■ Texte d'étude:
^^^^^^^^

    Les conservateurs et les libéraux pouvaient attaquer facilement le NDP là-dessus et je trouve que c'est une épine de moins à leur pied.

    Ce n'est pas nécessairement un mouvement vers la droite. Voici le préambule au complet et jugez par vous même:

    «Nouveau préambule du NPD
    Le Canada est un magnifique pays, un pays qui représente les espoirs du monde entiers. Mais nous pouvons bâtir un meilleur pays, un pays où il y a plus d’égalité, de justice et de possibilités pour tous. Nous pouvons bâtir une économie prospère et partager les avantages de notre société plus équitablement. Nous pouvons prendre mieux soin de nos aînés. Nous pouvons offrir à nos enfants de meilleures perspectives d’avenir. Nous pouvons faire notre part pour sauver l’environnement et la planète.
    En travaillant ensemble, les néo-démocrates s’efforcent de répondre à ces espoirs, dans l’intérêt de leurs concitoyens et de l’humanité toute entière.
    Les néo-démocrates sont fiers de leur passé marqué par l’engagement politique et le militantisme ainsi que par une série de gouvernements visionnaires, pragmatiques et productifs. Cet héritage et notre bilan nous distinguent de nos adversaires et nous inspirent depuis la création de Fédération du Commonwealth coopératif en 1933 et celle du Nouveau Parti démocratique en 1961.
    Les néo-démocrates veulent un avenir à l’image des idéaux et des objectifs des Canadiens qui, suivant nos traditions sociales-démocrates et socialistes démocratiques, ont œuvré au sein des mouvements agricole, ouvrier, coopératif, féministe, environnementaliste et de défense des droits de la personne dans l’espoir de bâtir un Canada plus juste, plus équitable et plus respectueux de l’environnement, au sein d’une communauté internationale qui partage ces objectifs.

^^^^^^^^

■ Données fournies:
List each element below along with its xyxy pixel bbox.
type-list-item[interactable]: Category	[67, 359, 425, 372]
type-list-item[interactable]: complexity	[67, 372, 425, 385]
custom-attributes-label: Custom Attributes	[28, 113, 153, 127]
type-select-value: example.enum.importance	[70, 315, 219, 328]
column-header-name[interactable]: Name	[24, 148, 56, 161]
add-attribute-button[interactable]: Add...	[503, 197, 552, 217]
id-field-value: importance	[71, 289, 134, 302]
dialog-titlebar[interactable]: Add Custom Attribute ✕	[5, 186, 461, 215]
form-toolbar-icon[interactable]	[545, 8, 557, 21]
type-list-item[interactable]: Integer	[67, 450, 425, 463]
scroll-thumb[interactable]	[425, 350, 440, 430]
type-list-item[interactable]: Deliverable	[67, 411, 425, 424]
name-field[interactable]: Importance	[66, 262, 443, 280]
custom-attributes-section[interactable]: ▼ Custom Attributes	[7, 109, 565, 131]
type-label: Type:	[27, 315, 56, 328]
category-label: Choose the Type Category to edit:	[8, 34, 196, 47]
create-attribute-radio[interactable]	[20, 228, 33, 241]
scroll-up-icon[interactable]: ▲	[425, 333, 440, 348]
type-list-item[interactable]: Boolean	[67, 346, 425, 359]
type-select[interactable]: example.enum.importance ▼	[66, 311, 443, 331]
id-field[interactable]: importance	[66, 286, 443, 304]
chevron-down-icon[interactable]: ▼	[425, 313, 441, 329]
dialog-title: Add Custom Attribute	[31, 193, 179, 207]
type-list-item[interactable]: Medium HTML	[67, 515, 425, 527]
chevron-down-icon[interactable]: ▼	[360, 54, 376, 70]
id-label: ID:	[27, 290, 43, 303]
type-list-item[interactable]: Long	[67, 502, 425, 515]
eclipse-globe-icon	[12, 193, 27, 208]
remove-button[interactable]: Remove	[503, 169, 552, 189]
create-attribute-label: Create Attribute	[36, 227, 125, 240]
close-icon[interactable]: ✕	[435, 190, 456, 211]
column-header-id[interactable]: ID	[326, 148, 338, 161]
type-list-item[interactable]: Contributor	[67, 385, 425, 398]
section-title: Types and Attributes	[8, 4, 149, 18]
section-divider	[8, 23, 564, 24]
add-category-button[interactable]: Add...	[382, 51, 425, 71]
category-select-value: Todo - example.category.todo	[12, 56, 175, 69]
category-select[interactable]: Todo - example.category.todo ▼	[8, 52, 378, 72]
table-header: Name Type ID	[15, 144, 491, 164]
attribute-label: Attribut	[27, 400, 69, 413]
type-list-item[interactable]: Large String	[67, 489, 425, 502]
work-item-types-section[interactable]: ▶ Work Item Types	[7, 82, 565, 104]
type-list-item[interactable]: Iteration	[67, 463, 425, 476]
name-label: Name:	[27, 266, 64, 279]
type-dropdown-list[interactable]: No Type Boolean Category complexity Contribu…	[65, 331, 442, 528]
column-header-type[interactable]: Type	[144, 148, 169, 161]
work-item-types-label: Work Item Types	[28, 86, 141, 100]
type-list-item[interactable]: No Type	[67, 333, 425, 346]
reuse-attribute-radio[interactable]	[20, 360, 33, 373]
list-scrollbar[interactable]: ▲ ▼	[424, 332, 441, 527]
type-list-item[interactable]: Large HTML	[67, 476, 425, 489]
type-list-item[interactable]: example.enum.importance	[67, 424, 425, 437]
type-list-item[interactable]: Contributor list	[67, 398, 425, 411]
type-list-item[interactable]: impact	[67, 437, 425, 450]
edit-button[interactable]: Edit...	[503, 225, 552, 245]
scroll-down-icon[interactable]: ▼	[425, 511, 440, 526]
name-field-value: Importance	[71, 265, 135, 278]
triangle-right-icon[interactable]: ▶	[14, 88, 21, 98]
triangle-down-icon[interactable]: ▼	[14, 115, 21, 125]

^^^^^^^^

■ Exercice: Dans le texte d'étude, résumez en deux phrases le paragraphe qui commence par « Les néo-démocrates sont fiers de leur passé » en gardant ses faits principaux.

■ Réponse: Les néo-démocrates sont fiers de leur engagement politique, de leur militantisme et de leurs gouvernements visionnaires, pragmatiques et productifs. Cet héritage les distingue de leurs adversaires et les inspire depuis la création de la Fédération du Commonwealth coopératif en 1933 et celle du Nouveau Parti démocratique en 1961.